In the lines below, find how many contain the word "JSON" and report that figure alone.

Material for this exercise:
────────────────────
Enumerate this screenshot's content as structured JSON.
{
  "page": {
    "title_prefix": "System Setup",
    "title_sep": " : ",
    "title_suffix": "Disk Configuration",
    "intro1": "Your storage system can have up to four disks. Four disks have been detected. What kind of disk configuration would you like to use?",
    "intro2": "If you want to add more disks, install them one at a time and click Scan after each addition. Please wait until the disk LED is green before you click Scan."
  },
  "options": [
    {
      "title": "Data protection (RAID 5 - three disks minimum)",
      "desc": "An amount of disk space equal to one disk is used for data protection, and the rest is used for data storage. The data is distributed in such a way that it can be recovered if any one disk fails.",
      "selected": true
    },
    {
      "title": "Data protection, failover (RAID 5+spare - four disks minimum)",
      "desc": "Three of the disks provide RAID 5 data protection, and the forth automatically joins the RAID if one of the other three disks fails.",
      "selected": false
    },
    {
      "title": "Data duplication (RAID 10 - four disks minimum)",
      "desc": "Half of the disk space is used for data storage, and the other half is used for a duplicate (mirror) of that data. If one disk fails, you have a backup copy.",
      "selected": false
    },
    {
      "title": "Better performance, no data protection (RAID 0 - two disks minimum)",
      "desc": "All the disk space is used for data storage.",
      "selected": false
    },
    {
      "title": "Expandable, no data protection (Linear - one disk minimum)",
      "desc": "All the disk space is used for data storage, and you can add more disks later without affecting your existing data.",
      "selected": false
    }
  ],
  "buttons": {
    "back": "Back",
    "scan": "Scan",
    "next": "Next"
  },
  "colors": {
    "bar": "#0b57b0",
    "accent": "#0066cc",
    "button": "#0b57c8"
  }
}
────────────────────
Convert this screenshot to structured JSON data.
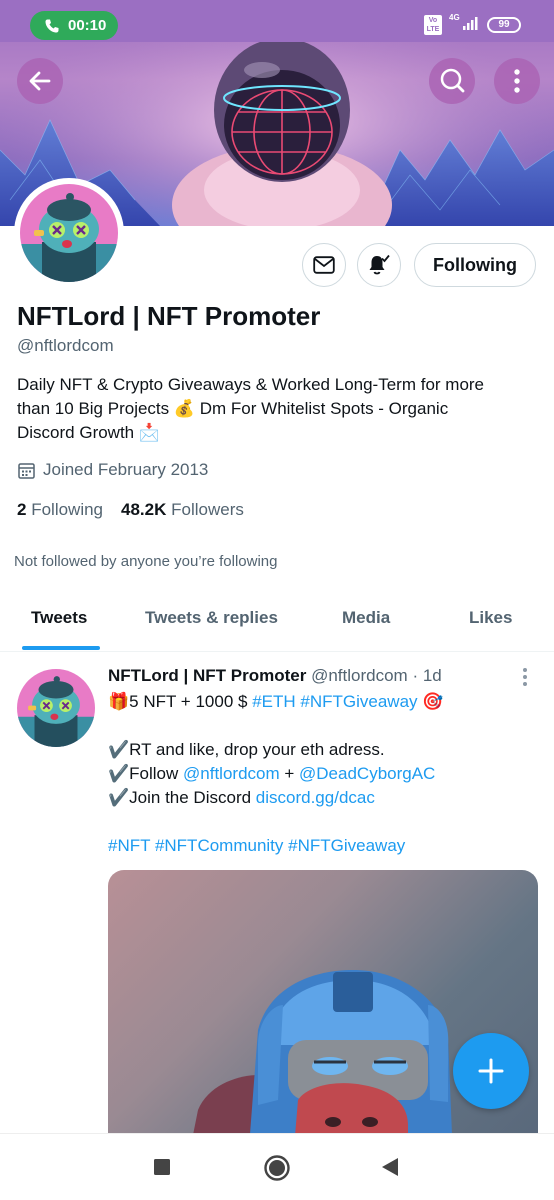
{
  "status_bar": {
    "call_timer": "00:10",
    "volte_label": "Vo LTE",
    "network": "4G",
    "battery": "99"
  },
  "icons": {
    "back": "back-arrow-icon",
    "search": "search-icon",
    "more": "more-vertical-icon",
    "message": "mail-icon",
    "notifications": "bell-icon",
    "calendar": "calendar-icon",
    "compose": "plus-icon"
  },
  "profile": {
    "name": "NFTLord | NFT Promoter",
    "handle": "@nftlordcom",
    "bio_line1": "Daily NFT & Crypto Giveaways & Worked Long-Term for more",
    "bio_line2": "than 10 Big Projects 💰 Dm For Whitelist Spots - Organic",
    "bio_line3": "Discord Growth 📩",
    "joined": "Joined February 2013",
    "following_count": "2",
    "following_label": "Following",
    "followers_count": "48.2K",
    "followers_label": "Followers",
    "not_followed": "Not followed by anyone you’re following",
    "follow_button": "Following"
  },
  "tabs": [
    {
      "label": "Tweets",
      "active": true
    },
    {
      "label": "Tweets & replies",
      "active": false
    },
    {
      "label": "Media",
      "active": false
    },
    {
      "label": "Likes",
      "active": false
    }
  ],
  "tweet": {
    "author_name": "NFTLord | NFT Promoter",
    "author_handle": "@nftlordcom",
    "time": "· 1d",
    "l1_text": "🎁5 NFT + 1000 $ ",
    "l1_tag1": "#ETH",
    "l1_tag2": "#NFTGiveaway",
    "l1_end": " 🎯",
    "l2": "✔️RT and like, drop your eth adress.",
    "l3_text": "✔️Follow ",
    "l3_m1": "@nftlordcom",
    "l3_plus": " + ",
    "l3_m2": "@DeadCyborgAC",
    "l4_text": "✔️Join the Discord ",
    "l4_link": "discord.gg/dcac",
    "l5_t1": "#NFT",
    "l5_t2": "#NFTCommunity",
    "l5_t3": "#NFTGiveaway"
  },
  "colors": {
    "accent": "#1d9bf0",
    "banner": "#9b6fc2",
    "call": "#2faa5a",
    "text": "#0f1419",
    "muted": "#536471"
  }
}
────────────────────
Task output: 2